- DOCUMENT SEGMENT

________________________________________

Specify of set of exclusion fragments. These structure fragments are exhaustively matched as substructures on the structure, and all structure atoms and bonds they match are excluded from the actual match procedure invoked by this command. The exclusion fragment substructure match is always performed with the default mode settings - options like - bondorder or - charge are only applied to the final match. The exclusion fragments may be specified in the same styles as the main substructure and structure, i.e. as an ensemble handle, a list of an ensemble handle and a molecule label, or as a SMILES/SMARTS string.

Example:

match ss {[OH]} CC(=O)O
match ss -excludestructures {C(=O)[OH]} {[OH]} CC(=O)O

The first example matches the hydroxyl group of the structure, which is acetic acid. In order to prevent of match of hydroxyl groups which are part of carboxylic acid groups, carboxylic acid groups can be ignored on the structure with a statement like in the second example. Of course, this example could be easily made more generic, such as hiding all groups which have the hydroxyl group attached to any non-carbon, or carbon with any other hetero atom neighbor, as in

match ss -excludestructures {[!C,C&x{2-}][OH]} {[OH]} $sthandle

All structure atom or fragment exclusion options can be combined, but not repeated, and are cumulative.

-exclude_ss_h

-exclude_ss_h 0/1

If this flag is set, all substructure hydrogen atoms are ignored in the match process. By default, all atoms in the substructure are used.

All substructure atom exclusion options can be combined, but not repeated, and are cumulative.

-exclude_st_h

-exclude_st_h 0/1

If this flag is set, all structure hydrogen atoms are ignored in the match process. By default, all atoms in the structure are used.

All structure atom exclusion options can be combined, but not repeated, and are cumulative.

________________________________________

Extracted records
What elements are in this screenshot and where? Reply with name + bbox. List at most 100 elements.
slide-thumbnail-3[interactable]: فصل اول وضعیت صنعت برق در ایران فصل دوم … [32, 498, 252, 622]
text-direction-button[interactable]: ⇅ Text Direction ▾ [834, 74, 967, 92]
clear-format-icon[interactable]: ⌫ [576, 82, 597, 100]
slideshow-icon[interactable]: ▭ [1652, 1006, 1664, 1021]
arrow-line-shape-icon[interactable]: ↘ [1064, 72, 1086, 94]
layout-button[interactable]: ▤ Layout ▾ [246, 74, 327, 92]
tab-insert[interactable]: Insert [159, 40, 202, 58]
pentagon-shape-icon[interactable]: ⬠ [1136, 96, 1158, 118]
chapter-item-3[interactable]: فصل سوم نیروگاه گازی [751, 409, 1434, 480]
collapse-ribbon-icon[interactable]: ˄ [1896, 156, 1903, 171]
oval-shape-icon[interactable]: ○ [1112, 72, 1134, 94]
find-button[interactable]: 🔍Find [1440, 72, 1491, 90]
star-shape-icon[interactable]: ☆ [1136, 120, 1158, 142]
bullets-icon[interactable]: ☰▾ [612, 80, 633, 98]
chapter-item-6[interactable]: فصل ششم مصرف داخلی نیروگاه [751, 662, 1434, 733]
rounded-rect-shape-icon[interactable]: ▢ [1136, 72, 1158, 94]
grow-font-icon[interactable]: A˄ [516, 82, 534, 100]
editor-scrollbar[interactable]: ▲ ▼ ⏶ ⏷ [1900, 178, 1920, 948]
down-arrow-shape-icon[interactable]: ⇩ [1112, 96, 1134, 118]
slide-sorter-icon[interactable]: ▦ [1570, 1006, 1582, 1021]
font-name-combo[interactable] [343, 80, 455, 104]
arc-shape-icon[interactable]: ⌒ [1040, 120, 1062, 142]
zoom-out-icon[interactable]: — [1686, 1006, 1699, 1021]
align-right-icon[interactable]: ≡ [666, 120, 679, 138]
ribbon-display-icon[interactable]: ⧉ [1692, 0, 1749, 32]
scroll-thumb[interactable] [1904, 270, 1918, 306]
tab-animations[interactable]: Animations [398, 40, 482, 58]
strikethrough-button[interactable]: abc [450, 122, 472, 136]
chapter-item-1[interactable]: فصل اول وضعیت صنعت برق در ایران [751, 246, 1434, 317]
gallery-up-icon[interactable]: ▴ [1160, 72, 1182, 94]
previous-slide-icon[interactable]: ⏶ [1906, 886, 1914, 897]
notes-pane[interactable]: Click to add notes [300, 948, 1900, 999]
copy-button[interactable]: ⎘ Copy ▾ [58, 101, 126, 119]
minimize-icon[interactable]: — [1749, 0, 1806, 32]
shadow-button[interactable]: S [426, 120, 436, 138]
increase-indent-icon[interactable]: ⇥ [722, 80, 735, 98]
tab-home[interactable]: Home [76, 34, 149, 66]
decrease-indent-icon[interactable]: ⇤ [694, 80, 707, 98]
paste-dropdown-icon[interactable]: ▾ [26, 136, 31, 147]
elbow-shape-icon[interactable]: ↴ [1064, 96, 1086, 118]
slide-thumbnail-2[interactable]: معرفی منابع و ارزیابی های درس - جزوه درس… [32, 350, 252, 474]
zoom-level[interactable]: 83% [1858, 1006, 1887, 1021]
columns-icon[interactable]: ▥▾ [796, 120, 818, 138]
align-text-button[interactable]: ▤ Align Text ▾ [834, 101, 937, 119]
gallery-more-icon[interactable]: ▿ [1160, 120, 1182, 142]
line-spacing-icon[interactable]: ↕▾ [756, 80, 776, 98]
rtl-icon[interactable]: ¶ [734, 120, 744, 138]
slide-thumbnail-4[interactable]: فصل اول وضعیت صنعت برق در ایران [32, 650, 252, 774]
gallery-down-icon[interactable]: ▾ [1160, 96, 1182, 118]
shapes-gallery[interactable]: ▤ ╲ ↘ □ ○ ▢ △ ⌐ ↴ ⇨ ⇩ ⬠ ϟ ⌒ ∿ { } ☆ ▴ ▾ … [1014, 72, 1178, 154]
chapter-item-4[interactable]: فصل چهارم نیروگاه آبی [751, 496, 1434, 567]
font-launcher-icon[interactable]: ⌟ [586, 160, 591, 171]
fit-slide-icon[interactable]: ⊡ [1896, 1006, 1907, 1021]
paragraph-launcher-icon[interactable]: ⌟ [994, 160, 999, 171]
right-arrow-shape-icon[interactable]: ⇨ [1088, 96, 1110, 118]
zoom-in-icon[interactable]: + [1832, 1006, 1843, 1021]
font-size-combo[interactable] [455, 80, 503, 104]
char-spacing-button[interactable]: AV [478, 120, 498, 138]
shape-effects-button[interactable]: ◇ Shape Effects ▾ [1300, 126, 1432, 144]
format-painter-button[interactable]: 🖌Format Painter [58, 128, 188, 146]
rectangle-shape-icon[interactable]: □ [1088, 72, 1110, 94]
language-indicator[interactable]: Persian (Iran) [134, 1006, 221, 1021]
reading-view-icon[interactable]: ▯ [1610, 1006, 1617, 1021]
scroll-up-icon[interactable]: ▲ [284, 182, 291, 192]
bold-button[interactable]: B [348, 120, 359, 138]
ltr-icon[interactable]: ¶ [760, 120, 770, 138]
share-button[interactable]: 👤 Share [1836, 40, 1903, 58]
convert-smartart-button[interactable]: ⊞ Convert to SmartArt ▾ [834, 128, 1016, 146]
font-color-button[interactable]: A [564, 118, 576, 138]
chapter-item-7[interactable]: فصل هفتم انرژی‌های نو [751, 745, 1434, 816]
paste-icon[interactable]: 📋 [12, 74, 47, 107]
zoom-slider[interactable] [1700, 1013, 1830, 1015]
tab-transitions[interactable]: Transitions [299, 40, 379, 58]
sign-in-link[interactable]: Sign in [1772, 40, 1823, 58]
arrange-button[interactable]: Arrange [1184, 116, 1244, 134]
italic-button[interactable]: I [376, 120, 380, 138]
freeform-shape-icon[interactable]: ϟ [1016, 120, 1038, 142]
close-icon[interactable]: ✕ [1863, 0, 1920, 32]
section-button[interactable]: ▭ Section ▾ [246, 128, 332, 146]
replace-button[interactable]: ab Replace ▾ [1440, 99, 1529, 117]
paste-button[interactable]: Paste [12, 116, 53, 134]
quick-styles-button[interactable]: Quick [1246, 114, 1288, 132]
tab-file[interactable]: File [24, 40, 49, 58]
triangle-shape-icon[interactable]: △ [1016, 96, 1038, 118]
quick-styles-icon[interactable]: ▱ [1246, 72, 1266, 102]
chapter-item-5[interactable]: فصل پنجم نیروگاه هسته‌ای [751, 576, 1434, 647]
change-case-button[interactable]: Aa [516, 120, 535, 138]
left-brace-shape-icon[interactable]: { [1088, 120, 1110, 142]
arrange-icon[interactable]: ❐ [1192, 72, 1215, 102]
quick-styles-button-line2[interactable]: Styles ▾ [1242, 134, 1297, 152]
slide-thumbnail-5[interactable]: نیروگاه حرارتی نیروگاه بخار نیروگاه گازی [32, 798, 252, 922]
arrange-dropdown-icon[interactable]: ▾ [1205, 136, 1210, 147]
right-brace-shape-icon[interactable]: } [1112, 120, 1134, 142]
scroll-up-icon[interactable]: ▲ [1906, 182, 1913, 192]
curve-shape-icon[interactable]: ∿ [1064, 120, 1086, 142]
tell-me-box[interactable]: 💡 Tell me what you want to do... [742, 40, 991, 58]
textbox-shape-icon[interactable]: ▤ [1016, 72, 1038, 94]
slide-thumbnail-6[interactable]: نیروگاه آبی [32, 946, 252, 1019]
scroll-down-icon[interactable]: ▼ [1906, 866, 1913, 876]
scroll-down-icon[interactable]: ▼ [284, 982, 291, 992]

________________________________________

- EXERCISE INSTRUCTIONS
1. From the excerpt on substructure matching options, return the part that opens with the words containing "All substructure atom" and closes with "the structure are used.".
2. In the excerpt on substructure matching options, which mode settings are always used for the exclusion fragment substructure match?
3. Continue the excerpt on substructure matching options from the point where it stops.

- PER-TASK ANSWERS
1.
All substructure atom exclusion options can be combined, but not repeated, and are cumulative.

-exclude_st_h

-exclude_st_h 0/1

If this flag is set, all structure hydrogen atoms are ignored in the match process. By default, all atoms in the structure are used.

2. The default mode settings.

3.
-fixedframework

-fixedframework 0/1

If this flag is set, all carbons in the structure are prevented from possessing any unmatched hetero atom or carbon neighbors. Matched structure hetero atoms may be bonded to unmatched hetero atoms or carbon atoms. By default, the flag is not set. The acceptability of extra unmatched hydrogen, carbon, or hetero atom neighbors may be additionally controlled on the atomic level by setting the appropriate flags in property A _query( flags ) on the substructure.

Example:

match ss -fixedframework 1 CC CCO
match ss -fixedframework 1 CCO CCOC

The first example does not match, because in all possible match orientations there is one matched carbon with bonded to an unmatched hetero atom (the oxygen atom). The second example does match - the matched hetero atom may possess bonds to unmatched non-hydrogen atoms - the methyl group in this case.

This match option is useful for locating starting materials for synthesis in vendor catalogs.

-forceringmatch

-forceringmatch no/strict/relaxed

This option controls the matching of the substructure into structure ring systems. If the option is not specified, or set to no (or 0), the matching is only controlled by explicitly set atom and query attributes, such as the number of ring bonds, or membership of rings of specific size.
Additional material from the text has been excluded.